### DESCRIPTION OF THE TASK
Print the data below verbatim, from the line containing "Find all labels, buttons, inputs, and" through the line containing "staticText: Cleaning modes [36,675,223,705]", both lines included.

Stored items
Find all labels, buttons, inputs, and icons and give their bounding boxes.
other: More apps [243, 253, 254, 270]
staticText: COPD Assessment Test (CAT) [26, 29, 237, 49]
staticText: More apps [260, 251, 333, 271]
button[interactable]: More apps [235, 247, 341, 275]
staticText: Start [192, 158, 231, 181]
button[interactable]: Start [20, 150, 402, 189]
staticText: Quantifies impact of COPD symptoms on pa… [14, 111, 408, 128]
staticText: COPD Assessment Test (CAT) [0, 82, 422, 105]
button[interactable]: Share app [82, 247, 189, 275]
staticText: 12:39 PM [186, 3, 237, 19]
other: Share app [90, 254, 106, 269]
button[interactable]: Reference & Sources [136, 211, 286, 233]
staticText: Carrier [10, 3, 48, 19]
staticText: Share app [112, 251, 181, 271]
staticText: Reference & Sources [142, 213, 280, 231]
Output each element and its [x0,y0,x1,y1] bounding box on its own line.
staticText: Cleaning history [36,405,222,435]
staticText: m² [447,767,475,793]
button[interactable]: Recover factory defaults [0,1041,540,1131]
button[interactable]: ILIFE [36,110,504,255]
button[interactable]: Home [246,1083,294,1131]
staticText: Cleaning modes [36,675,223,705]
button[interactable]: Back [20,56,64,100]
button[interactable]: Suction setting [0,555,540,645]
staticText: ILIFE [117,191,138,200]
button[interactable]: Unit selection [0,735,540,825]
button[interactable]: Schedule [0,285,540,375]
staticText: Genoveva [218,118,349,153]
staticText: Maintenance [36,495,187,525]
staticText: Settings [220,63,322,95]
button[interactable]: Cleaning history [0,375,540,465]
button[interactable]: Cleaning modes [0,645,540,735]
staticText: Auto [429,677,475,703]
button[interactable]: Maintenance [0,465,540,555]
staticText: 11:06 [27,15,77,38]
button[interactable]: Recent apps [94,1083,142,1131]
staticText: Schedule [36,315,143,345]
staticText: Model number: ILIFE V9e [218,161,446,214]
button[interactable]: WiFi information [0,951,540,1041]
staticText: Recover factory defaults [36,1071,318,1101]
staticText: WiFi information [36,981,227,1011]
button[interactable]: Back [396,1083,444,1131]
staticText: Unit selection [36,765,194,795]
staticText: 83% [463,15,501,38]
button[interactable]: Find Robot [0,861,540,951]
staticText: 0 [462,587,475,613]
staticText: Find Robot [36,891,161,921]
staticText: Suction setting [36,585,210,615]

--

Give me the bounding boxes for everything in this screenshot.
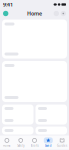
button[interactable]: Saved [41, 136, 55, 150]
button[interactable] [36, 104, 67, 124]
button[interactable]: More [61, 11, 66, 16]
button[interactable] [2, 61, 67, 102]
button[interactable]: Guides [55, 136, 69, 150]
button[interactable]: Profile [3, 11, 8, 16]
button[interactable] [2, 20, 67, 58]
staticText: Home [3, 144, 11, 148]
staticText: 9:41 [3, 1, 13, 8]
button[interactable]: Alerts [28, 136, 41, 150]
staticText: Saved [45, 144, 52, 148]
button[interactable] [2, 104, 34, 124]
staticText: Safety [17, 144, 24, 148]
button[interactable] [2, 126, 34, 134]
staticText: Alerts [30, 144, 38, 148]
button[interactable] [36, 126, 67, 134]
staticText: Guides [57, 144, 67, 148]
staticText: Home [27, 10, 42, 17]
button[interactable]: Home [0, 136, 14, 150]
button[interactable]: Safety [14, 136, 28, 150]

### COMPLETED EXERCISE
Find all labels, buttons, inputs, and icons and give their bounding boxes.
other: More apps [243, 253, 254, 270]
staticText: COPD Assessment Test (CAT) [26, 29, 237, 49]
staticText: More apps [260, 251, 333, 271]
button[interactable]: More apps [235, 247, 341, 275]
staticText: Start [192, 158, 231, 181]
button[interactable]: Start [20, 150, 402, 189]
staticText: Quantifies impact of COPD symptoms on pa… [14, 111, 408, 128]
staticText: COPD Assessment Test (CAT) [0, 82, 422, 105]
button[interactable]: Share app [82, 247, 189, 275]
staticText: 12:39 PM [186, 3, 237, 19]
other: Share app [90, 254, 106, 269]
button[interactable]: Reference & Sources [136, 211, 286, 233]
staticText: Carrier [10, 3, 48, 19]
staticText: Share app [112, 251, 181, 271]
staticText: Reference & Sources [142, 213, 280, 231]
Output each element and its [x0,y0,x1,y1] bounding box on its own line.
staticText: Cleaning history [36,405,222,435]
staticText: m² [447,767,475,793]
button[interactable]: Recover factory defaults [0,1041,540,1131]
button[interactable]: ILIFE [36,110,504,255]
button[interactable]: Home [246,1083,294,1131]
staticText: Cleaning modes [36,675,223,705]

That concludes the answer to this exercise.